Your instructions »
Please repeat the records beneath this task exactly as they appear, but skip the images.
══════════════════════════════
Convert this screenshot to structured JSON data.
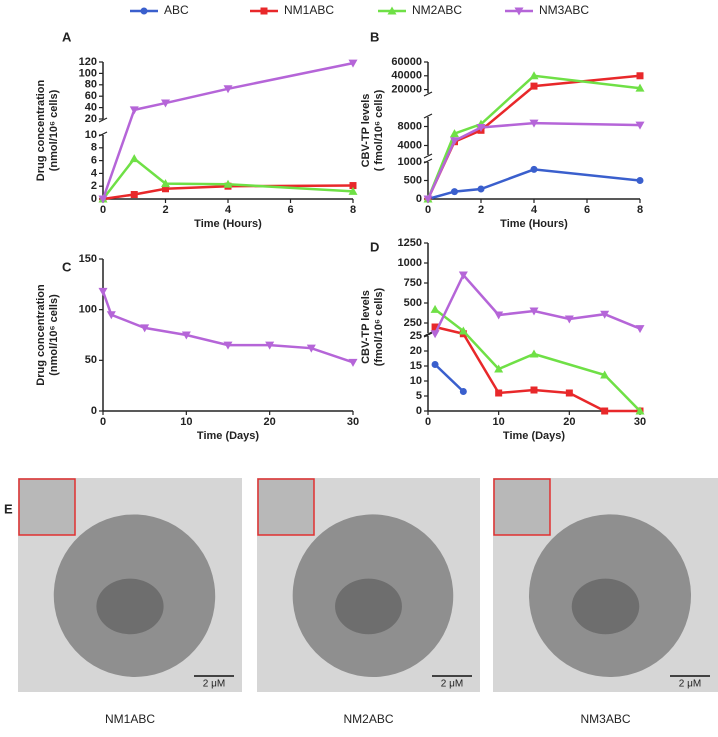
{
  "chart_data": [
    {
      "type": "line",
      "panel_label": "A",
      "xlabel": "Time (Hours)",
      "ylabel": [
        "Drug concentration",
        "(nmol/10⁶ cells)"
      ],
      "x": [
        0,
        1,
        2,
        4,
        8
      ],
      "xlim": [
        0,
        8
      ],
      "xticks": [
        0,
        2,
        4,
        6,
        8
      ],
      "y_segments": [
        {
          "ylim": [
            0,
            10
          ],
          "yticks": [
            0,
            2,
            4,
            6,
            8,
            10
          ]
        },
        {
          "ylim": [
            20,
            120
          ],
          "yticks": [
            20,
            40,
            60,
            80,
            100,
            120
          ]
        }
      ],
      "series": [
        {
          "name": "NM1ABC",
          "color": "#e8282a",
          "marker": "square",
          "values": [
            0,
            0.7,
            1.6,
            2.0,
            2.1
          ]
        },
        {
          "name": "NM2ABC",
          "color": "#6fe046",
          "marker": "triangle",
          "values": [
            0,
            6.3,
            2.4,
            2.3,
            1.2
          ]
        },
        {
          "name": "NM3ABC",
          "color": "#b565d8",
          "marker": "triangle-down",
          "values": [
            0,
            36,
            48,
            73,
            118
          ]
        }
      ]
    },
    {
      "type": "line",
      "panel_label": "B",
      "xlabel": "Time (Hours)",
      "ylabel": [
        "CBV-TP  levels",
        "( fmol/10⁶ cells)"
      ],
      "x": [
        0,
        1,
        2,
        4,
        8
      ],
      "xlim": [
        0,
        8
      ],
      "xticks": [
        0,
        2,
        4,
        6,
        8
      ],
      "y_segments": [
        {
          "ylim": [
            0,
            1000
          ],
          "yticks": [
            0,
            500,
            1000
          ]
        },
        {
          "ylim": [
            2000,
            10000
          ],
          "yticks": [
            4000,
            8000
          ]
        },
        {
          "ylim": [
            15000,
            60000
          ],
          "yticks": [
            20000,
            40000,
            60000
          ]
        }
      ],
      "series": [
        {
          "name": "ABC",
          "color": "#3a5fcd",
          "marker": "circle",
          "values": [
            0,
            200,
            270,
            800,
            500
          ]
        },
        {
          "name": "NM1ABC",
          "color": "#e8282a",
          "marker": "square",
          "values": [
            0,
            4800,
            7200,
            25000,
            40000
          ]
        },
        {
          "name": "NM2ABC",
          "color": "#6fe046",
          "marker": "triangle",
          "values": [
            0,
            6500,
            8500,
            40000,
            22000
          ]
        },
        {
          "name": "NM3ABC",
          "color": "#b565d8",
          "marker": "triangle-down",
          "values": [
            0,
            5000,
            7800,
            8700,
            8300
          ]
        }
      ]
    },
    {
      "type": "line",
      "panel_label": "C",
      "xlabel": "Time (Days)",
      "ylabel": [
        "Drug concentration",
        "(nmol/10⁶ cells)"
      ],
      "x": [
        0,
        1,
        5,
        10,
        15,
        20,
        25,
        30
      ],
      "xlim": [
        0,
        30
      ],
      "xticks": [
        0,
        10,
        20,
        30
      ],
      "ylim": [
        0,
        150
      ],
      "yticks": [
        0,
        50,
        100,
        150
      ],
      "series": [
        {
          "name": "NM3ABC",
          "color": "#b565d8",
          "marker": "triangle-down",
          "values": [
            118,
            95,
            82,
            75,
            65,
            65,
            62,
            48
          ]
        }
      ]
    },
    {
      "type": "line",
      "panel_label": "D",
      "xlabel": "Time (Days)",
      "ylabel": [
        "CBV-TP levels",
        "(fmol/10⁶ cells)"
      ],
      "xlim": [
        0,
        30
      ],
      "xticks": [
        0,
        10,
        20,
        30
      ],
      "y_segments": [
        {
          "ylim": [
            0,
            25
          ],
          "yticks": [
            0,
            5,
            10,
            15,
            20,
            25
          ]
        },
        {
          "ylim": [
            125,
            1250
          ],
          "yticks": [
            250,
            500,
            750,
            1000,
            1250
          ]
        }
      ],
      "series": [
        {
          "name": "ABC",
          "color": "#3a5fcd",
          "marker": "circle",
          "x": [
            1,
            5
          ],
          "values": [
            15.5,
            6.5
          ]
        },
        {
          "name": "NM1ABC",
          "color": "#e8282a",
          "marker": "square",
          "x": [
            1,
            5,
            10,
            15,
            20,
            25,
            30
          ],
          "values": [
            200,
            100,
            6,
            7,
            6,
            0,
            0
          ]
        },
        {
          "name": "NM2ABC",
          "color": "#6fe046",
          "marker": "triangle",
          "x": [
            1,
            5,
            10,
            15,
            25,
            30
          ],
          "values": [
            420,
            150,
            14,
            19,
            12,
            0
          ]
        },
        {
          "name": "NM3ABC",
          "color": "#b565d8",
          "marker": "triangle-down",
          "x": [
            1,
            5,
            10,
            15,
            20,
            25,
            30
          ],
          "values": [
            100,
            850,
            350,
            400,
            300,
            360,
            180
          ]
        }
      ]
    }
  ],
  "figure_e": {
    "panel_label": "E",
    "images": [
      {
        "caption": "NM1ABC",
        "scale_bar": "2 μM"
      },
      {
        "caption": "NM2ABC",
        "scale_bar": "2 μM"
      },
      {
        "caption": "NM3ABC",
        "scale_bar": "2 μM"
      }
    ]
  }
}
══════════════════════════════
Written response »
Convert this screenshot to structured JSON data.
{
  "chart_data": [
    {
      "type": "line",
      "panel_label": "A",
      "xlabel": "Time (Hours)",
      "ylabel": [
        "Drug concentration",
        "(nmol/10⁶ cells)"
      ],
      "x": [
        0,
        1,
        2,
        4,
        8
      ],
      "xlim": [
        0,
        8
      ],
      "xticks": [
        0,
        2,
        4,
        6,
        8
      ],
      "y_segments": [
        {
          "ylim": [
            0,
            10
          ],
          "yticks": [
            0,
            2,
            4,
            6,
            8,
            10
          ]
        },
        {
          "ylim": [
            20,
            120
          ],
          "yticks": [
            20,
            40,
            60,
            80,
            100,
            120
          ]
        }
      ],
      "series": [
        {
          "name": "NM1ABC",
          "color": "#e8282a",
          "marker": "square",
          "values": [
            0,
            0.7,
            1.6,
            2.0,
            2.1
          ]
        },
        {
          "name": "NM2ABC",
          "color": "#6fe046",
          "marker": "triangle",
          "values": [
            0,
            6.3,
            2.4,
            2.3,
            1.2
          ]
        },
        {
          "name": "NM3ABC",
          "color": "#b565d8",
          "marker": "triangle-down",
          "values": [
            0,
            36,
            48,
            73,
            118
          ]
        }
      ]
    },
    {
      "type": "line",
      "panel_label": "B",
      "xlabel": "Time (Hours)",
      "ylabel": [
        "CBV-TP  levels",
        "( fmol/10⁶ cells)"
      ],
      "x": [
        0,
        1,
        2,
        4,
        8
      ],
      "xlim": [
        0,
        8
      ],
      "xticks": [
        0,
        2,
        4,
        6,
        8
      ],
      "y_segments": [
        {
          "ylim": [
            0,
            1000
          ],
          "yticks": [
            0,
            500,
            1000
          ]
        },
        {
          "ylim": [
            2000,
            10000
          ],
          "yticks": [
            4000,
            8000
          ]
        },
        {
          "ylim": [
            15000,
            60000
          ],
          "yticks": [
            20000,
            40000,
            60000
          ]
        }
      ],
      "series": [
        {
          "name": "ABC",
          "color": "#3a5fcd",
          "marker": "circle",
          "values": [
            0,
            200,
            270,
            800,
            500
          ]
        },
        {
          "name": "NM1ABC",
          "color": "#e8282a",
          "marker": "square",
          "values": [
            0,
            4800,
            7200,
            25000,
            40000
          ]
        },
        {
          "name": "NM2ABC",
          "color": "#6fe046",
          "marker": "triangle",
          "values": [
            0,
            6500,
            8500,
            40000,
            22000
          ]
        },
        {
          "name": "NM3ABC",
          "color": "#b565d8",
          "marker": "triangle-down",
          "values": [
            0,
            5000,
            7800,
            8700,
            8300
          ]
        }
      ]
    },
    {
      "type": "line",
      "panel_label": "C",
      "xlabel": "Time (Days)",
      "ylabel": [
        "Drug concentration",
        "(nmol/10⁶ cells)"
      ],
      "x": [
        0,
        1,
        5,
        10,
        15,
        20,
        25,
        30
      ],
      "xlim": [
        0,
        30
      ],
      "xticks": [
        0,
        10,
        20,
        30
      ],
      "ylim": [
        0,
        150
      ],
      "yticks": [
        0,
        50,
        100,
        150
      ],
      "series": [
        {
          "name": "NM3ABC",
          "color": "#b565d8",
          "marker": "triangle-down",
          "values": [
            118,
            95,
            82,
            75,
            65,
            65,
            62,
            48
          ]
        }
      ]
    },
    {
      "type": "line",
      "panel_label": "D",
      "xlabel": "Time (Days)",
      "ylabel": [
        "CBV-TP levels",
        "(fmol/10⁶ cells)"
      ],
      "xlim": [
        0,
        30
      ],
      "xticks": [
        0,
        10,
        20,
        30
      ],
      "y_segments": [
        {
          "ylim": [
            0,
            25
          ],
          "yticks": [
            0,
            5,
            10,
            15,
            20,
            25
          ]
        },
        {
          "ylim": [
            125,
            1250
          ],
          "yticks": [
            250,
            500,
            750,
            1000,
            1250
          ]
        }
      ],
      "series": [
        {
          "name": "ABC",
          "color": "#3a5fcd",
          "marker": "circle",
          "x": [
            1,
            5
          ],
          "values": [
            15.5,
            6.5
          ]
        },
        {
          "name": "NM1ABC",
          "color": "#e8282a",
          "marker": "square",
          "x": [
            1,
            5,
            10,
            15,
            20,
            25,
            30
          ],
          "values": [
            200,
            100,
            6,
            7,
            6,
            0,
            0
          ]
        },
        {
          "name": "NM2ABC",
          "color": "#6fe046",
          "marker": "triangle",
          "x": [
            1,
            5,
            10,
            15,
            25,
            30
          ],
          "values": [
            420,
            150,
            14,
            19,
            12,
            0
          ]
        },
        {
          "name": "NM3ABC",
          "color": "#b565d8",
          "marker": "triangle-down",
          "x": [
            1,
            5,
            10,
            15,
            20,
            25,
            30
          ],
          "values": [
            100,
            850,
            350,
            400,
            300,
            360,
            180
          ]
        }
      ]
    }
  ],
  "figure_e": {
    "panel_label": "E",
    "images": [
      {
        "caption": "NM1ABC",
        "scale_bar": "2 μM"
      },
      {
        "caption": "NM2ABC",
        "scale_bar": "2 μM"
      },
      {
        "caption": "NM3ABC",
        "scale_bar": "2 μM"
      }
    ]
  }
}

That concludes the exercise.